* EXERCISE DETAILS
All of the material below is to be returned exactly.

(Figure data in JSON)
────────────────────────────────────────

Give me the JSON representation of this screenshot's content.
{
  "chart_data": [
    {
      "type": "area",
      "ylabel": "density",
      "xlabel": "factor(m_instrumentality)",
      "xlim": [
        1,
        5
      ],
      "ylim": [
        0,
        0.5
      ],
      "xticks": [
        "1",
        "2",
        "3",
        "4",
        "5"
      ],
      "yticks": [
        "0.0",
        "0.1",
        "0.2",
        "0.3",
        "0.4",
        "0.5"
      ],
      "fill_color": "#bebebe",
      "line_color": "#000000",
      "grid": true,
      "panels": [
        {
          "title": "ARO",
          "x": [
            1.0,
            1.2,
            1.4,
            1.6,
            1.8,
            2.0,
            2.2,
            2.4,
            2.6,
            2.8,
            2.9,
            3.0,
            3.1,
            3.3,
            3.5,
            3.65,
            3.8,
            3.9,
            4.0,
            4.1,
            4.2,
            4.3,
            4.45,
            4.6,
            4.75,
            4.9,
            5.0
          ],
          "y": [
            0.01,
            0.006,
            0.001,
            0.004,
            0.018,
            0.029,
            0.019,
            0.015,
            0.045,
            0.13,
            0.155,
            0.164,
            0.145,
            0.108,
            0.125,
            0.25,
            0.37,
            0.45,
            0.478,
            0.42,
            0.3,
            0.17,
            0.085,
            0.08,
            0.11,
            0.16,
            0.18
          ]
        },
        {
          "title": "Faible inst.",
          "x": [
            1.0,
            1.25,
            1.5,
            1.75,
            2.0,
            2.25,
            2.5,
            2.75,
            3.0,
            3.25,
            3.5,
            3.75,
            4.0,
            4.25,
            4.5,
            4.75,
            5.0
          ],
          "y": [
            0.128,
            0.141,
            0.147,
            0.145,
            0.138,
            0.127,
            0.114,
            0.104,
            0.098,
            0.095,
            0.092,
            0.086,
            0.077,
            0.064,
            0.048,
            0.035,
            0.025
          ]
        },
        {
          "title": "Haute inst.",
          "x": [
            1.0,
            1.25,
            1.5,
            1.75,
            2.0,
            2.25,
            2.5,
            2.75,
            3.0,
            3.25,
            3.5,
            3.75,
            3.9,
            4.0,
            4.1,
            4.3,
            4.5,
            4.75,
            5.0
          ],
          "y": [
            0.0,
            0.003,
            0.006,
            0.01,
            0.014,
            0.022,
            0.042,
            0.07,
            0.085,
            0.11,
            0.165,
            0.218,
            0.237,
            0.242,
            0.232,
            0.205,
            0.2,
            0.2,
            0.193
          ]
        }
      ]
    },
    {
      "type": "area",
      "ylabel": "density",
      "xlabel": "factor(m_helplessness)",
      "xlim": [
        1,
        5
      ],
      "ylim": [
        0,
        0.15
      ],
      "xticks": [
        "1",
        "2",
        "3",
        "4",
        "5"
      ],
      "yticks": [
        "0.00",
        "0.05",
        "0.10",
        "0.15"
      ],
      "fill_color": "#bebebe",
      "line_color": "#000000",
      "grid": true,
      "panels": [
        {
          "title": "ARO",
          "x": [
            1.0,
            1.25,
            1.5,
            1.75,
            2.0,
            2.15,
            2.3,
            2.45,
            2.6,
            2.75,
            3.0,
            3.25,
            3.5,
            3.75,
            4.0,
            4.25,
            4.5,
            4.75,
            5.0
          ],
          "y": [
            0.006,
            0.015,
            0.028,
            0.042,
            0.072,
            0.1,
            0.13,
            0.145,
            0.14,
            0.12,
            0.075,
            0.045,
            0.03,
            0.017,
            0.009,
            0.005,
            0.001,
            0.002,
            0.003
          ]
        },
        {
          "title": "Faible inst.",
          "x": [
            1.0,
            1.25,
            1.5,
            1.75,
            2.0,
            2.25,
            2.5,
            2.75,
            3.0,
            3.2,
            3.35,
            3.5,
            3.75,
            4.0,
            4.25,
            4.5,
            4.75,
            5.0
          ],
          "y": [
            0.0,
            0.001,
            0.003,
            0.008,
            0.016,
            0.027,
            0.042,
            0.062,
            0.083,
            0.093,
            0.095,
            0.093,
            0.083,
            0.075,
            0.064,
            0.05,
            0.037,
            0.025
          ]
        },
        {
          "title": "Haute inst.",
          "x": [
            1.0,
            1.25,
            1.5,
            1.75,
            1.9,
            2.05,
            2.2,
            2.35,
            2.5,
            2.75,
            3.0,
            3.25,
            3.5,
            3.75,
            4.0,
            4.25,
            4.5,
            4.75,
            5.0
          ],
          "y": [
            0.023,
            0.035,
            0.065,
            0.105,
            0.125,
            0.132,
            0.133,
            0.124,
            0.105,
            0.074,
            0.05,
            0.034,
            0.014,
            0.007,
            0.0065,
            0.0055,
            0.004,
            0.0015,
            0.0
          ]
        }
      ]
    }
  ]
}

────────────────────────────────────────

* ANSWER TO THE EXERCISE
Give me the JSON representation of this screenshot's content.
{
  "chart_data": [
    {
      "type": "area",
      "ylabel": "density",
      "xlabel": "factor(m_instrumentality)",
      "xlim": [
        1,
        5
      ],
      "ylim": [
        0,
        0.5
      ],
      "xticks": [
        "1",
        "2",
        "3",
        "4",
        "5"
      ],
      "yticks": [
        "0.0",
        "0.1",
        "0.2",
        "0.3",
        "0.4",
        "0.5"
      ],
      "fill_color": "#bebebe",
      "line_color": "#000000",
      "grid": true,
      "panels": [
        {
          "title": "ARO",
          "x": [
            1.0,
            1.2,
            1.4,
            1.6,
            1.8,
            2.0,
            2.2,
            2.4,
            2.6,
            2.8,
            2.9,
            3.0,
            3.1,
            3.3,
            3.5,
            3.65,
            3.8,
            3.9,
            4.0,
            4.1,
            4.2,
            4.3,
            4.45,
            4.6,
            4.75,
            4.9,
            5.0
          ],
          "y": [
            0.01,
            0.006,
            0.001,
            0.004,
            0.018,
            0.029,
            0.019,
            0.015,
            0.045,
            0.13,
            0.155,
            0.164,
            0.145,
            0.108,
            0.125,
            0.25,
            0.37,
            0.45,
            0.478,
            0.42,
            0.3,
            0.17,
            0.085,
            0.08,
            0.11,
            0.16,
            0.18
          ]
        },
        {
          "title": "Faible inst.",
          "x": [
            1.0,
            1.25,
            1.5,
            1.75,
            2.0,
            2.25,
            2.5,
            2.75,
            3.0,
            3.25,
            3.5,
            3.75,
            4.0,
            4.25,
            4.5,
            4.75,
            5.0
          ],
          "y": [
            0.128,
            0.141,
            0.147,
            0.145,
            0.138,
            0.127,
            0.114,
            0.104,
            0.098,
            0.095,
            0.092,
            0.086,
            0.077,
            0.064,
            0.048,
            0.035,
            0.025
          ]
        },
        {
          "title": "Haute inst.",
          "x": [
            1.0,
            1.25,
            1.5,
            1.75,
            2.0,
            2.25,
            2.5,
            2.75,
            3.0,
            3.25,
            3.5,
            3.75,
            3.9,
            4.0,
            4.1,
            4.3,
            4.5,
            4.75,
            5.0
          ],
          "y": [
            0.0,
            0.003,
            0.006,
            0.01,
            0.014,
            0.022,
            0.042,
            0.07,
            0.085,
            0.11,
            0.165,
            0.218,
            0.237,
            0.242,
            0.232,
            0.205,
            0.2,
            0.2,
            0.193
          ]
        }
      ]
    },
    {
      "type": "area",
      "ylabel": "density",
      "xlabel": "factor(m_helplessness)",
      "xlim": [
        1,
        5
      ],
      "ylim": [
        0,
        0.15
      ],
      "xticks": [
        "1",
        "2",
        "3",
        "4",
        "5"
      ],
      "yticks": [
        "0.00",
        "0.05",
        "0.10",
        "0.15"
      ],
      "fill_color": "#bebebe",
      "line_color": "#000000",
      "grid": true,
      "panels": [
        {
          "title": "ARO",
          "x": [
            1.0,
            1.25,
            1.5,
            1.75,
            2.0,
            2.15,
            2.3,
            2.45,
            2.6,
            2.75,
            3.0,
            3.25,
            3.5,
            3.75,
            4.0,
            4.25,
            4.5,
            4.75,
            5.0
          ],
          "y": [
            0.006,
            0.015,
            0.028,
            0.042,
            0.072,
            0.1,
            0.13,
            0.145,
            0.14,
            0.12,
            0.075,
            0.045,
            0.03,
            0.017,
            0.009,
            0.005,
            0.001,
            0.002,
            0.003
          ]
        },
        {
          "title": "Faible inst.",
          "x": [
            1.0,
            1.25,
            1.5,
            1.75,
            2.0,
            2.25,
            2.5,
            2.75,
            3.0,
            3.2,
            3.35,
            3.5,
            3.75,
            4.0,
            4.25,
            4.5,
            4.75,
            5.0
          ],
          "y": [
            0.0,
            0.001,
            0.003,
            0.008,
            0.016,
            0.027,
            0.042,
            0.062,
            0.083,
            0.093,
            0.095,
            0.093,
            0.083,
            0.075,
            0.064,
            0.05,
            0.037,
            0.025
          ]
        },
        {
          "title": "Haute inst.",
          "x": [
            1.0,
            1.25,
            1.5,
            1.75,
            1.9,
            2.05,
            2.2,
            2.35,
            2.5,
            2.75,
            3.0,
            3.25,
            3.5,
            3.75,
            4.0,
            4.25,
            4.5,
            4.75,
            5.0
          ],
          "y": [
            0.023,
            0.035,
            0.065,
            0.105,
            0.125,
            0.132,
            0.133,
            0.124,
            0.105,
            0.074,
            0.05,
            0.034,
            0.014,
            0.007,
            0.0065,
            0.0055,
            0.004,
            0.0015,
            0.0
          ]
        }
      ]
    }
  ]
}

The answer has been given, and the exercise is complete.